[Rows start]

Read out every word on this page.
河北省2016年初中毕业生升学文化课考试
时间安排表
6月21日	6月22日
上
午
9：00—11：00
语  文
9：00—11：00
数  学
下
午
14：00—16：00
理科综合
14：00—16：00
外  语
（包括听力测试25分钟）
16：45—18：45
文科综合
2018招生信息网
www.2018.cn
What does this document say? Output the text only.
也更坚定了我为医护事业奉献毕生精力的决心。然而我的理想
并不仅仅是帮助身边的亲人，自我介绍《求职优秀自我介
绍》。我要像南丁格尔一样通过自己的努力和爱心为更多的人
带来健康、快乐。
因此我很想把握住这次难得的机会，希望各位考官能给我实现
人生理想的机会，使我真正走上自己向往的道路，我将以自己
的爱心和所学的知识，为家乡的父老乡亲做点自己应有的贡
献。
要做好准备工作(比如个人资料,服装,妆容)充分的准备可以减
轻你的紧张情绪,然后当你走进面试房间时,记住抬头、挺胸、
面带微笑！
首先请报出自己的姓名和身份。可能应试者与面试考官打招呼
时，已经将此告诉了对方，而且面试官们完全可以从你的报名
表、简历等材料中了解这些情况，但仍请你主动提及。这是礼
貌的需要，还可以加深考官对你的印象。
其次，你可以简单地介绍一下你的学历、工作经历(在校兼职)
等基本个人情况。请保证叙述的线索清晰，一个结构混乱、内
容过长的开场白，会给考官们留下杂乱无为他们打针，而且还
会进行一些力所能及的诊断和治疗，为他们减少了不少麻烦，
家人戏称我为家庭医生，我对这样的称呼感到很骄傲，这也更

[Rows end]

■ Stated task
Repeat only the lines from the one holding "What does this" through the last line of the data.

■ Task solution
What does this document say? Output the text only.
也更坚定了我为医护事业奉献毕生精力的决心。然而我的理想
并不仅仅是帮助身边的亲人，自我介绍《求职优秀自我介
绍》。我要像南丁格尔一样通过自己的努力和爱心为更多的人
带来健康、快乐。
因此我很想把握住这次难得的机会，希望各位考官能给我实现
人生理想的机会，使我真正走上自己向往的道路，我将以自己
的爱心和所学的知识，为家乡的父老乡亲做点自己应有的贡
献。
要做好准备工作(比如个人资料,服装,妆容)充分的准备可以减
轻你的紧张情绪,然后当你走进面试房间时,记住抬头、挺胸、
面带微笑！
首先请报出自己的姓名和身份。可能应试者与面试考官打招呼
时，已经将此告诉了对方，而且面试官们完全可以从你的报名
表、简历等材料中了解这些情况，但仍请你主动提及。这是礼
貌的需要，还可以加深考官对你的印象。
其次，你可以简单地介绍一下你的学历、工作经历(在校兼职)
等基本个人情况。请保证叙述的线索清晰，一个结构混乱、内
容过长的开场白，会给考官们留下杂乱无为他们打针，而且还
会进行一些力所能及的诊断和治疗，为他们减少了不少麻烦，
家人戏称我为家庭医生，我对这样的称呼感到很骄傲，这也更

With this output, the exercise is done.